== Data supplied

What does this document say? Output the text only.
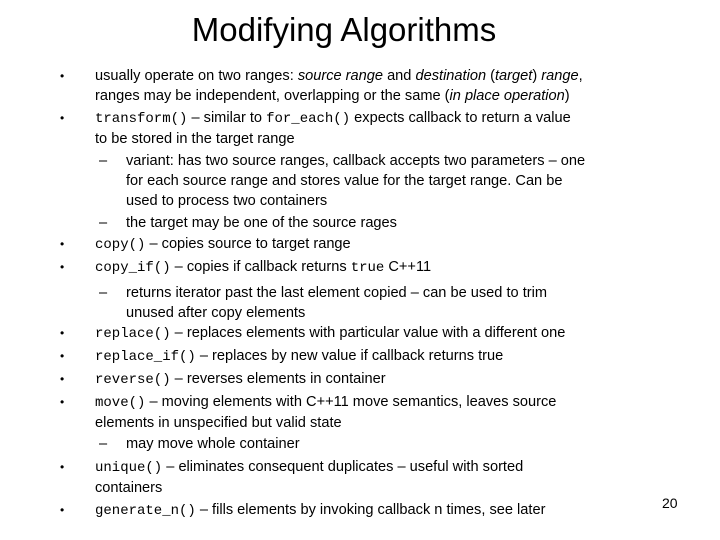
Modifying Algorithms
• usually operate on two ranges: source range and destination (target) range,

ranges may be independent, overlapping or the same (in place operation)
• transform() – similar to for_each() expects callback to return a value
to be stored in the target range
– variant: has two source ranges, callback accepts two parameters – one
for each source range and stores value for the target range. Can be
used to process two containers
– the target may be one of the source rages
• copy() – copies source to target range
• copy_if() – copies if callback returns true C++11
– returns iterator past the last element copied – can be used to trim
unused after copy elements
• replace() – replaces elements with particular value with a different one
• replace_if() – replaces by new value if callback returns true
• reverse() – reverses elements in container
• move() – moving elements with C++11 move semantics, leaves source
elements in unspecified but valid state
– may move whole container
• unique() – eliminates consequent duplicates – useful with sorted
containers
• generate_n() – fills elements by invoking callback n times, see later	20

====

◆ Task objective
Reproduce each line exactly, please, except for any pictures.

◆ Expected output
What does this document say? Output the text only.
Modifying Algorithms
• usually operate on two ranges: source range and destination (target) range,

ranges may be independent, overlapping or the same (in place operation)
• transform() – similar to for_each() expects callback to return a value
to be stored in the target range
– variant: has two source ranges, callback accepts two parameters – one
for each source range and stores value for the target range. Can be
used to process two containers
– the target may be one of the source rages
• copy() – copies source to target range
• copy_if() – copies if callback returns true C++11
– returns iterator past the last element copied – can be used to trim
unused after copy elements
• replace() – replaces elements with particular value with a different one
• replace_if() – replaces by new value if callback returns true
• reverse() – reverses elements in container
• move() – moving elements with C++11 move semantics, leaves source
elements in unspecified but valid state
– may move whole container
• unique() – eliminates consequent duplicates – useful with sorted
containers
• generate_n() – fills elements by invoking callback n times, see later	20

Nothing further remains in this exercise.